## THE TASK
Show each line that has the string "name" in it.

## MATERIAL

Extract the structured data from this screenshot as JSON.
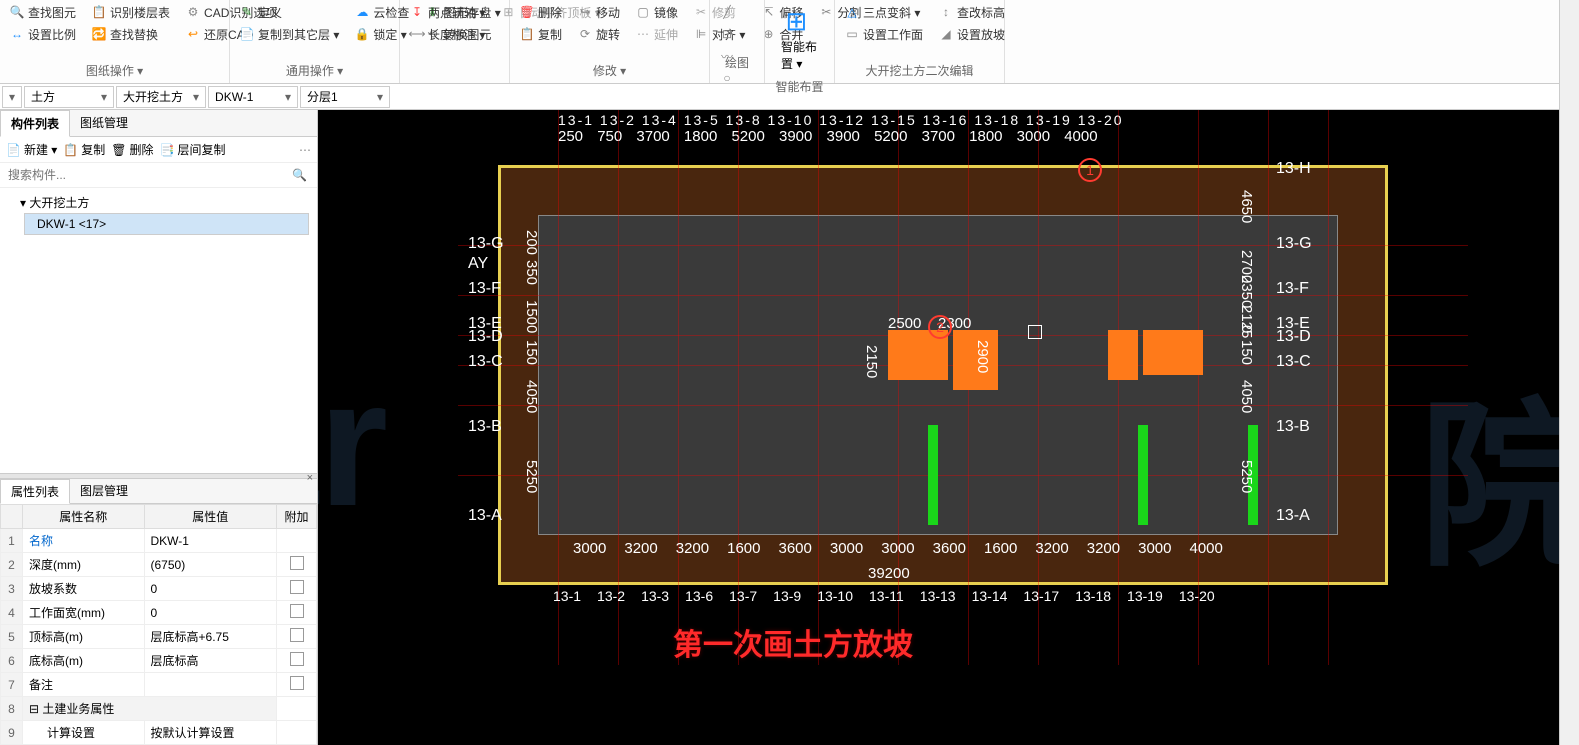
{
  "ribbon": {
    "groups": [
      {
        "label": "图纸操作 ▾",
        "buttons": [
          {
            "icon": "🔍",
            "label": "查找图元",
            "color": "#1e90ff"
          },
          {
            "icon": "↔",
            "label": "设置比例",
            "color": "#1e90ff"
          },
          {
            "icon": "📋",
            "label": "识别楼层表",
            "color": "#888"
          },
          {
            "icon": "🔁",
            "label": "查找替换",
            "color": "#1e90ff"
          },
          {
            "icon": "⚙",
            "label": "CAD识别选项",
            "color": "#888"
          },
          {
            "icon": "↩",
            "label": "还原CAD",
            "color": "#ff8c00"
          }
        ]
      },
      {
        "label": "通用操作 ▾",
        "buttons": [
          {
            "icon": "✎",
            "label": "定义",
            "color": "#5eb85e"
          },
          {
            "icon": "📄",
            "label": "复制到其它层 ▾",
            "color": "#1e90ff"
          },
          {
            "icon": "☁",
            "label": "云检查",
            "color": "#1e90ff"
          },
          {
            "icon": "🔒",
            "label": "锁定 ▾",
            "color": "#ffb400"
          },
          {
            "icon": "⬇",
            "label": "图元存盘 ▾",
            "color": "#5eb85e"
          },
          {
            "icon": "⟲",
            "label": "转换图元",
            "color": "#888"
          }
        ]
      },
      {
        "label": "",
        "buttons": [
          {
            "icon": "↧",
            "label": "两点辅轴 ▾",
            "color": "#ff4040"
          },
          {
            "icon": "⟷",
            "label": "长度标注 ▾",
            "color": "#888"
          },
          {
            "icon": "⊞",
            "label": "自动平齐顶板 ▾",
            "color": "#aaa",
            "disabled": true
          }
        ]
      },
      {
        "label": "修改 ▾",
        "buttons": [
          {
            "icon": "🗑",
            "label": "删除",
            "color": "#ff4040"
          },
          {
            "icon": "📋",
            "label": "复制",
            "color": "#1e90ff"
          },
          {
            "icon": "↪",
            "label": "移动",
            "color": "#888"
          },
          {
            "icon": "⟳",
            "label": "旋转",
            "color": "#888"
          },
          {
            "icon": "▢",
            "label": "镜像",
            "color": "#888"
          },
          {
            "icon": "⋯",
            "label": "延伸",
            "color": "#aaa",
            "disabled": true
          },
          {
            "icon": "✂",
            "label": "修剪",
            "color": "#aaa",
            "disabled": true
          },
          {
            "icon": "⊫",
            "label": "对齐 ▾",
            "color": "#888"
          },
          {
            "icon": "⇱",
            "label": "偏移",
            "color": "#888"
          },
          {
            "icon": "⊕",
            "label": "合并",
            "color": "#888"
          },
          {
            "icon": "✂",
            "label": "分割",
            "color": "#888"
          }
        ]
      },
      {
        "label": "绘图",
        "buttons": [
          {
            "icon": "╱",
            "label": "",
            "color": "#888"
          },
          {
            "icon": "⊡",
            "label": "",
            "color": "#888"
          },
          {
            "icon": "〰",
            "label": "",
            "color": "#888"
          },
          {
            "icon": "○",
            "label": "",
            "color": "#888"
          }
        ]
      },
      {
        "label": "智能布置",
        "big": {
          "icon": "⊞",
          "label": "智能布置 ▾",
          "color": "#1e90ff"
        }
      },
      {
        "label": "大开挖土方二次编辑",
        "buttons": [
          {
            "icon": "△",
            "label": "三点变斜 ▾",
            "color": "#1e90ff"
          },
          {
            "icon": "▭",
            "label": "设置工作面",
            "color": "#888"
          },
          {
            "icon": "↕",
            "label": "查改标高",
            "color": "#888"
          },
          {
            "icon": "◢",
            "label": "设置放坡",
            "color": "#888"
          }
        ]
      }
    ]
  },
  "selectors": {
    "s0": "",
    "s1": "土方",
    "s2": "大开挖土方",
    "s3": "DKW-1",
    "s4": "分层1"
  },
  "leftPanel": {
    "tabs": {
      "a": "构件列表",
      "b": "图纸管理"
    },
    "toolbar": {
      "new": "新建 ▾",
      "copy": "复制",
      "del": "删除",
      "layercopy": "层间复制"
    },
    "searchPlaceholder": "搜索构件...",
    "tree": {
      "parent": "大开挖土方",
      "child": "DKW-1 <17>"
    }
  },
  "propPanel": {
    "tabs": {
      "a": "属性列表",
      "b": "图层管理"
    },
    "headers": {
      "name": "属性名称",
      "value": "属性值",
      "extra": "附加"
    },
    "rows": [
      {
        "n": "1",
        "name": "名称",
        "value": "DKW-1",
        "link": true
      },
      {
        "n": "2",
        "name": "深度(mm)",
        "value": "(6750)",
        "chk": true
      },
      {
        "n": "3",
        "name": "放坡系数",
        "value": "0",
        "chk": true
      },
      {
        "n": "4",
        "name": "工作面宽(mm)",
        "value": "0",
        "chk": true
      },
      {
        "n": "5",
        "name": "顶标高(m)",
        "value": "层底标高+6.75",
        "chk": true
      },
      {
        "n": "6",
        "name": "底标高(m)",
        "value": "层底标高",
        "chk": true
      },
      {
        "n": "7",
        "name": "备注",
        "value": "",
        "chk": true
      },
      {
        "n": "8",
        "name": "土建业务属性",
        "value": "",
        "group": true
      },
      {
        "n": "9",
        "name": "计算设置",
        "value": "按默认计算设置",
        "indent": true
      }
    ]
  },
  "viewport": {
    "annotation": "第一次画土方放坡",
    "markers": {
      "m1": "1",
      "m2": "2"
    },
    "gridLabels": {
      "leftRows": [
        "13-G",
        "AY",
        "13-F",
        "13-E",
        "13-D",
        "13-C",
        "13-B",
        "13-A"
      ],
      "rightRows": [
        "13-H",
        "13-G",
        "13-F",
        "13-E",
        "13-D",
        "13-C",
        "13-B",
        "13-A"
      ],
      "topCols": "13-1   13-2    13-4 13-5              13-8  13-10       13-12        13-15 13-16     13-18 13-19       13-20",
      "topDims": "250 750   3700 1800    5200       3900     3900       5200     3700  1800  3000  4000",
      "botCols": [
        "13-1",
        "13-2",
        "13-3",
        "13-6",
        "13-7",
        "13-9",
        "13-10",
        "13-11",
        "13-13",
        "13-14",
        "13-17",
        "13-18",
        "13-19",
        "13-20"
      ],
      "botDims": [
        "3000",
        "3200",
        "3200",
        "1600",
        "3600",
        "3000",
        "3000",
        "3600",
        "1600",
        "3200",
        "3200",
        "3000",
        "4000"
      ],
      "botTotal": "39200",
      "rightDims": [
        "4650",
        "2700",
        "2350",
        "2125",
        "0",
        "150",
        "4050",
        "5250"
      ],
      "leftDims": [
        "200",
        "350",
        "150",
        "0",
        "150",
        "4050",
        "5250"
      ],
      "innerDims": {
        "a": "2500",
        "b": "2300",
        "c": "2150",
        "d": "2900"
      }
    },
    "colors": {
      "bg": "#000000",
      "outline": "#e8d050",
      "fill": "#d26e28",
      "inner": "#3a3a3a",
      "gridline": "#ff0000",
      "green": "#1ad61a",
      "orange": "#ff7a1a",
      "text": "#ffffff",
      "annot": "#ff2a2a"
    }
  },
  "watermark": {
    "left": "Star",
    "right": "院"
  }
}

## RIGHT ANSWER
      "name": "属性名称",
        "name": "名称",
        "name": "深度(mm)",
        "name": "放坡系数",
        "name": "工作面宽(mm)",
        "name": "顶标高(m)",
        "name": "底标高(m)",
        "name": "备注",
        "name": "土建业务属性",
        "name": "计算设置",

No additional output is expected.